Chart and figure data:
- - - - - - -
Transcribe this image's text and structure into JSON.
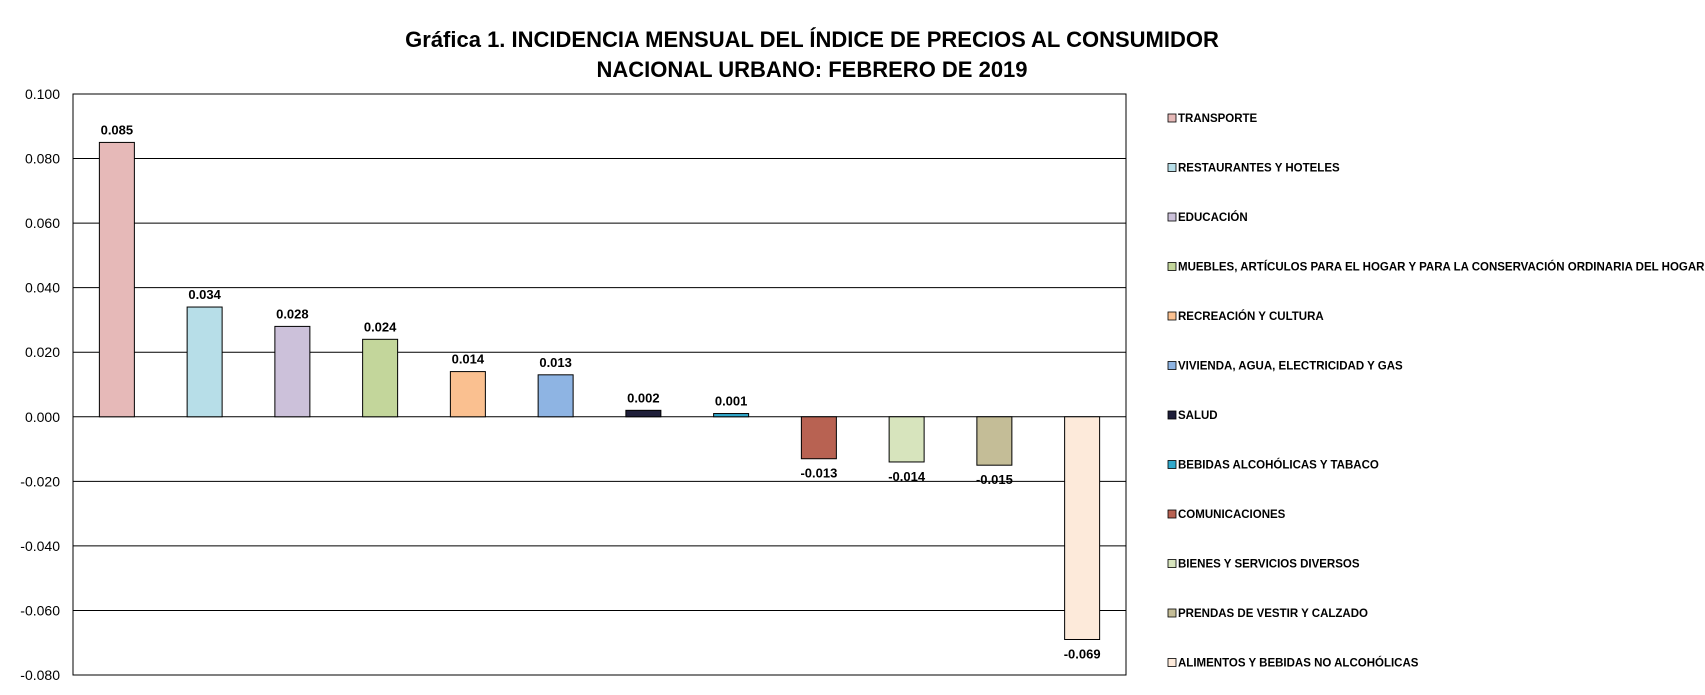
{
  "chart_data": {
    "type": "bar",
    "title_line1": "Gráfica 1.  INCIDENCIA MENSUAL  DEL ÍNDICE DE PRECIOS AL CONSUMIDOR",
    "title_line2": "NACIONAL URBANO: FEBRERO DE 2019",
    "xlabel": "",
    "ylabel": "",
    "ylim": [
      -0.08,
      0.1
    ],
    "yticks": [
      0.1,
      0.08,
      0.06,
      0.04,
      0.02,
      0.0,
      -0.02,
      -0.04,
      -0.06,
      -0.08
    ],
    "ytick_labels": [
      "0.100",
      "0.080",
      "0.060",
      "0.040",
      "0.020",
      "0.000",
      "-0.020",
      "-0.040",
      "-0.060",
      "-0.080"
    ],
    "grid": true,
    "legend_position": "right",
    "categories": [
      "TRANSPORTE",
      "RESTAURANTES Y HOTELES",
      "EDUCACIÓN",
      "MUEBLES, ARTÍCULOS PARA EL HOGAR Y PARA LA CONSERVACIÓN ORDINARIA DEL HOGAR",
      "RECREACIÓN Y CULTURA",
      "VIVIENDA, AGUA, ELECTRICIDAD Y GAS",
      "SALUD",
      "BEBIDAS ALCOHÓLICAS Y TABACO",
      "COMUNICACIONES",
      "BIENES Y SERVICIOS DIVERSOS",
      "PRENDAS DE VESTIR Y CALZADO",
      "ALIMENTOS Y BEBIDAS NO ALCOHÓLICAS"
    ],
    "values": [
      0.085,
      0.034,
      0.028,
      0.024,
      0.014,
      0.013,
      0.002,
      0.001,
      -0.013,
      -0.014,
      -0.015,
      -0.069
    ],
    "value_labels": [
      "0.085",
      "0.034",
      "0.028",
      "0.024",
      "0.014",
      "0.013",
      "0.002",
      "0.001",
      "-0.013",
      "-0.014",
      "-0.015",
      "-0.069"
    ],
    "colors": [
      "#E6B9B8",
      "#B7DEE8",
      "#CCC1DA",
      "#C3D69B",
      "#FAC090",
      "#8EB4E3",
      "#1F1F3A",
      "#31A9CC",
      "#B86252",
      "#D7E4BD",
      "#C4BD97",
      "#FDEADA"
    ]
  }
}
- - - - - - -
Repeat each entry above word for word, leaving every picture out.

Transcribe this image's text and structure into JSON.
{
  "chart_data": {
    "type": "bar",
    "title_line1": "Gráfica 1.  INCIDENCIA MENSUAL  DEL ÍNDICE DE PRECIOS AL CONSUMIDOR",
    "title_line2": "NACIONAL URBANO: FEBRERO DE 2019",
    "xlabel": "",
    "ylabel": "",
    "ylim": [
      -0.08,
      0.1
    ],
    "yticks": [
      0.1,
      0.08,
      0.06,
      0.04,
      0.02,
      0.0,
      -0.02,
      -0.04,
      -0.06,
      -0.08
    ],
    "ytick_labels": [
      "0.100",
      "0.080",
      "0.060",
      "0.040",
      "0.020",
      "0.000",
      "-0.020",
      "-0.040",
      "-0.060",
      "-0.080"
    ],
    "grid": true,
    "legend_position": "right",
    "categories": [
      "TRANSPORTE",
      "RESTAURANTES Y HOTELES",
      "EDUCACIÓN",
      "MUEBLES, ARTÍCULOS PARA EL HOGAR Y PARA LA CONSERVACIÓN ORDINARIA DEL HOGAR",
      "RECREACIÓN Y CULTURA",
      "VIVIENDA, AGUA, ELECTRICIDAD Y GAS",
      "SALUD",
      "BEBIDAS ALCOHÓLICAS Y TABACO",
      "COMUNICACIONES",
      "BIENES Y SERVICIOS DIVERSOS",
      "PRENDAS DE VESTIR Y CALZADO",
      "ALIMENTOS Y BEBIDAS NO ALCOHÓLICAS"
    ],
    "values": [
      0.085,
      0.034,
      0.028,
      0.024,
      0.014,
      0.013,
      0.002,
      0.001,
      -0.013,
      -0.014,
      -0.015,
      -0.069
    ],
    "value_labels": [
      "0.085",
      "0.034",
      "0.028",
      "0.024",
      "0.014",
      "0.013",
      "0.002",
      "0.001",
      "-0.013",
      "-0.014",
      "-0.015",
      "-0.069"
    ],
    "colors": [
      "#E6B9B8",
      "#B7DEE8",
      "#CCC1DA",
      "#C3D69B",
      "#FAC090",
      "#8EB4E3",
      "#1F1F3A",
      "#31A9CC",
      "#B86252",
      "#D7E4BD",
      "#C4BD97",
      "#FDEADA"
    ]
  }
}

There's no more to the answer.